>> BEGIN
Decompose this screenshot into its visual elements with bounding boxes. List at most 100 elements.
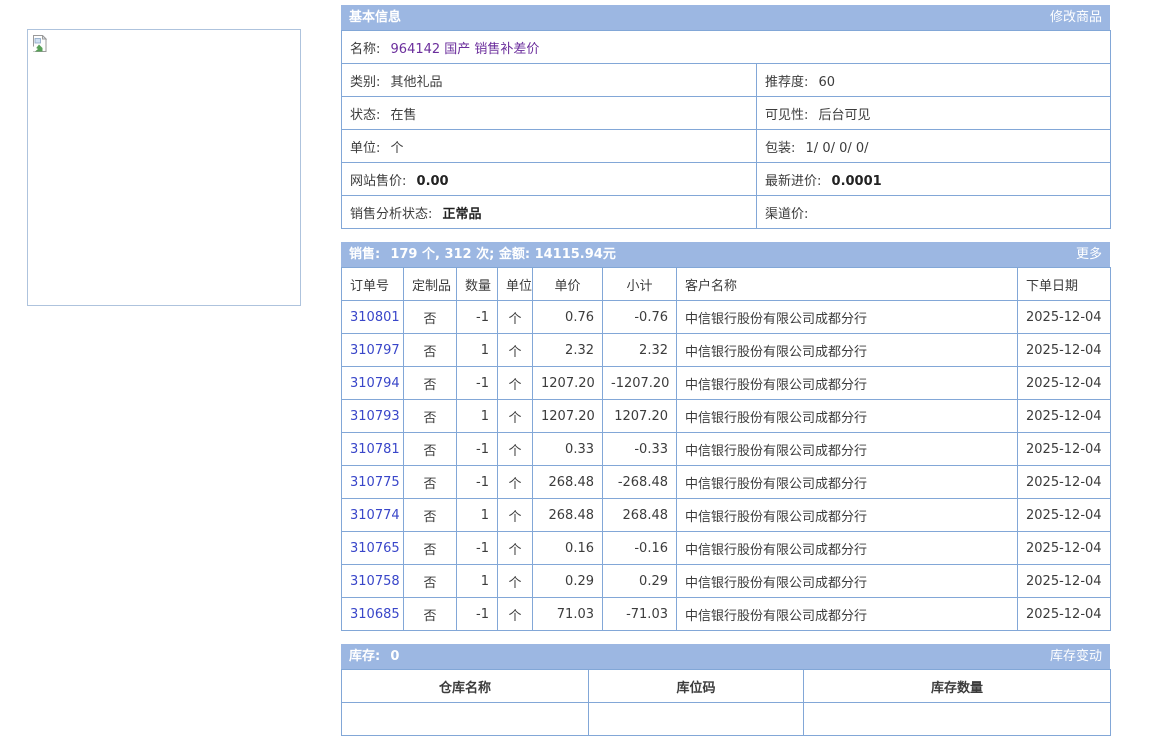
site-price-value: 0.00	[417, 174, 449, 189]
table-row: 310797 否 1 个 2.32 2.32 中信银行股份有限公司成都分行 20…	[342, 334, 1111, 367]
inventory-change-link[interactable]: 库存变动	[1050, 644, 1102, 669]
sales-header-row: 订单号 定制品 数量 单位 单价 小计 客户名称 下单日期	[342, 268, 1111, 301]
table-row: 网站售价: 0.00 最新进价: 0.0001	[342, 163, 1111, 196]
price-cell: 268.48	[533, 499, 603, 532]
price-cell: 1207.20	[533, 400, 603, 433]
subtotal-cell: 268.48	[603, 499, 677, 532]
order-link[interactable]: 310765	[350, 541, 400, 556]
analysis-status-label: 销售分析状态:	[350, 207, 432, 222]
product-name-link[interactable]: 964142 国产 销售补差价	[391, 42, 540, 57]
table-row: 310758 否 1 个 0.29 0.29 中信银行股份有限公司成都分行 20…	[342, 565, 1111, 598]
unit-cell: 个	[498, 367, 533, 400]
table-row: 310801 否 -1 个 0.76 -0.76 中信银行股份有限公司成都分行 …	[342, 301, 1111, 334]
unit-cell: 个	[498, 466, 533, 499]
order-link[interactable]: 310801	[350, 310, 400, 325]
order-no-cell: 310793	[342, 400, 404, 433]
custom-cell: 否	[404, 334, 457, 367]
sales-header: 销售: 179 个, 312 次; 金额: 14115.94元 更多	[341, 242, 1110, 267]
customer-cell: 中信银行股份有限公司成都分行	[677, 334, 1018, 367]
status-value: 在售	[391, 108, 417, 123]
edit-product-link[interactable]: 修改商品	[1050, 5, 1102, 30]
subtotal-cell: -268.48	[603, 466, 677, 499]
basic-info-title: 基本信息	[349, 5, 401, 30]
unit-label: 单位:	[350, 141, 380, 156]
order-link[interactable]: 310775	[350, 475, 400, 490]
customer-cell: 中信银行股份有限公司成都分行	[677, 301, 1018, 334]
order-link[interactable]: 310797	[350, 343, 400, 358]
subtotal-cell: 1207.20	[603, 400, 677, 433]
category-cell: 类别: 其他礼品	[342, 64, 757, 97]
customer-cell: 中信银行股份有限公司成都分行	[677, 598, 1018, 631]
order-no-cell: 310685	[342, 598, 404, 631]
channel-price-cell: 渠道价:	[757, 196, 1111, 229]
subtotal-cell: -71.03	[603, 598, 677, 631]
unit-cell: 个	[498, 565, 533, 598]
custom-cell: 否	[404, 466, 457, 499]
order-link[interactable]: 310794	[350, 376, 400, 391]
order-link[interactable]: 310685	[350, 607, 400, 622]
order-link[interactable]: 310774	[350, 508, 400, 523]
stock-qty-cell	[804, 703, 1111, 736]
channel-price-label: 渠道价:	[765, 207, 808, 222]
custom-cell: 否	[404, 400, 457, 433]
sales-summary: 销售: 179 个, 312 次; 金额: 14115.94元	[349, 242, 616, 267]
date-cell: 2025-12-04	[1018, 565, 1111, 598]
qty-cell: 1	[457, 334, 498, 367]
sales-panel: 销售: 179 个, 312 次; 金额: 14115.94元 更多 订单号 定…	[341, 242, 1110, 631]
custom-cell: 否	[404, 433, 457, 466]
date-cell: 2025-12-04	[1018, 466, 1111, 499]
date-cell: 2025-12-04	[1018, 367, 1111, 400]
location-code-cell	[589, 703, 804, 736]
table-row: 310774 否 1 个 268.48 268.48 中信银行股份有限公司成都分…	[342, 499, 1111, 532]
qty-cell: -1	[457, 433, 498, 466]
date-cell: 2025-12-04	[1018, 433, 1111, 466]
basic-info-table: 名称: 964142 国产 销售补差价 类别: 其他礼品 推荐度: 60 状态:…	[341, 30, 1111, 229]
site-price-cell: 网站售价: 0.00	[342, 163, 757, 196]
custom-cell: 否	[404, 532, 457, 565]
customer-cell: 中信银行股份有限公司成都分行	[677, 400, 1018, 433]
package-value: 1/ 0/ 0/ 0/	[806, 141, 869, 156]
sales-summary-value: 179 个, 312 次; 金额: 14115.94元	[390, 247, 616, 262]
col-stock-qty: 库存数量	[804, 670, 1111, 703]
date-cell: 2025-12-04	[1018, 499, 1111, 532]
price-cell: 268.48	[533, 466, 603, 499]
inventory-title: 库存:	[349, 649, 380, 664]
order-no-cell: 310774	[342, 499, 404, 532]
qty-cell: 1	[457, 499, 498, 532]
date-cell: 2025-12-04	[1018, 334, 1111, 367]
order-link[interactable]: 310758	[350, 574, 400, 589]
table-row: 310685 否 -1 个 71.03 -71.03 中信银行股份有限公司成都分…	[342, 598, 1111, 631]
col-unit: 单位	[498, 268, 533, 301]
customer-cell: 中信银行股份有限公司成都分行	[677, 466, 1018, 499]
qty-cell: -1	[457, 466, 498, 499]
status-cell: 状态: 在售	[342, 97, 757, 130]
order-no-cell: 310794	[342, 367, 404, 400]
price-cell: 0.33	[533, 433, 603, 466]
>> END
Reproduce every line of the records above verbatim, leaving out the pictures.

Decompose this screenshot into its visual elements with bounding boxes. List at most 100 elements.
site-price-value: 0.00	[417, 174, 449, 189]
table-row: 310797 否 1 个 2.32 2.32 中信银行股份有限公司成都分行 20…	[342, 334, 1111, 367]
inventory-change-link[interactable]: 库存变动	[1050, 644, 1102, 669]
sales-header-row: 订单号 定制品 数量 单位 单价 小计 客户名称 下单日期	[342, 268, 1111, 301]
table-row: 网站售价: 0.00 最新进价: 0.0001	[342, 163, 1111, 196]
price-cell: 268.48	[533, 499, 603, 532]
price-cell: 1207.20	[533, 400, 603, 433]
subtotal-cell: 268.48	[603, 499, 677, 532]
order-link[interactable]: 310765	[350, 541, 400, 556]
analysis-status-label: 销售分析状态:	[350, 207, 432, 222]
product-name-link[interactable]: 964142 国产 销售补差价	[391, 42, 540, 57]
table-row: 310758 否 1 个 0.29 0.29 中信银行股份有限公司成都分行 20…	[342, 565, 1111, 598]
unit-cell: 个	[498, 367, 533, 400]
table-row: 310801 否 -1 个 0.76 -0.76 中信银行股份有限公司成都分行 …	[342, 301, 1111, 334]
unit-cell: 个	[498, 466, 533, 499]
order-link[interactable]: 310801	[350, 310, 400, 325]
order-no-cell: 310793	[342, 400, 404, 433]
custom-cell: 否	[404, 334, 457, 367]
sales-header: 销售: 179 个, 312 次; 金额: 14115.94元 更多	[341, 242, 1110, 267]
customer-cell: 中信银行股份有限公司成都分行	[677, 334, 1018, 367]
status-value: 在售	[391, 108, 417, 123]
edit-product-link[interactable]: 修改商品	[1050, 5, 1102, 30]
subtotal-cell: -268.48	[603, 466, 677, 499]
basic-info-title: 基本信息	[349, 5, 401, 30]
unit-label: 单位:	[350, 141, 380, 156]
order-link[interactable]: 310775	[350, 475, 400, 490]
customer-cell: 中信银行股份有限公司成都分行	[677, 301, 1018, 334]
order-link[interactable]: 310797	[350, 343, 400, 358]
subtotal-cell: 1207.20	[603, 400, 677, 433]
category-cell: 类别: 其他礼品	[342, 64, 757, 97]
customer-cell: 中信银行股份有限公司成都分行	[677, 598, 1018, 631]
order-no-cell: 310685	[342, 598, 404, 631]
channel-price-cell: 渠道价:	[757, 196, 1111, 229]
subtotal-cell: -71.03	[603, 598, 677, 631]
unit-cell: 个	[498, 565, 533, 598]
custom-cell: 否	[404, 466, 457, 499]
order-link[interactable]: 310794	[350, 376, 400, 391]
order-link[interactable]: 310685	[350, 607, 400, 622]
order-link[interactable]: 310774	[350, 508, 400, 523]
stock-qty-cell	[804, 703, 1111, 736]
channel-price-label: 渠道价:	[765, 207, 808, 222]
custom-cell: 否	[404, 400, 457, 433]
sales-summary: 销售: 179 个, 312 次; 金额: 14115.94元	[349, 242, 616, 267]
date-cell: 2025-12-04	[1018, 565, 1111, 598]
qty-cell: 1	[457, 334, 498, 367]
sales-panel: 销售: 179 个, 312 次; 金额: 14115.94元 更多 订单号 定…	[341, 242, 1110, 631]
custom-cell: 否	[404, 433, 457, 466]
date-cell: 2025-12-04	[1018, 466, 1111, 499]
date-cell: 2025-12-04	[1018, 367, 1111, 400]
location-code-cell	[589, 703, 804, 736]
table-row: 310774 否 1 个 268.48 268.48 中信银行股份有限公司成都分…	[342, 499, 1111, 532]
qty-cell: -1	[457, 433, 498, 466]
date-cell: 2025-12-04	[1018, 433, 1111, 466]
basic-info-table: 名称: 964142 国产 销售补差价 类别: 其他礼品 推荐度: 60 状态:…	[341, 30, 1111, 229]
site-price-cell: 网站售价: 0.00	[342, 163, 757, 196]
custom-cell: 否	[404, 532, 457, 565]
customer-cell: 中信银行股份有限公司成都分行	[677, 400, 1018, 433]
package-value: 1/ 0/ 0/ 0/	[806, 141, 869, 156]
sales-summary-value: 179 个, 312 次; 金额: 14115.94元	[390, 247, 616, 262]
col-stock-qty: 库存数量	[804, 670, 1111, 703]
date-cell: 2025-12-04	[1018, 499, 1111, 532]
price-cell: 268.48	[533, 466, 603, 499]
inventory-title: 库存:	[349, 649, 380, 664]
order-no-cell: 310774	[342, 499, 404, 532]
qty-cell: 1	[457, 499, 498, 532]
date-cell: 2025-12-04	[1018, 334, 1111, 367]
order-link[interactable]: 310758	[350, 574, 400, 589]
table-row: 310685 否 -1 个 71.03 -71.03 中信银行股份有限公司成都分…	[342, 598, 1111, 631]
col-unit: 单位	[498, 268, 533, 301]
customer-cell: 中信银行股份有限公司成都分行	[677, 466, 1018, 499]
qty-cell: -1	[457, 466, 498, 499]
status-cell: 状态: 在售	[342, 97, 757, 130]
order-no-cell: 310794	[342, 367, 404, 400]
price-cell: 0.33	[533, 433, 603, 466]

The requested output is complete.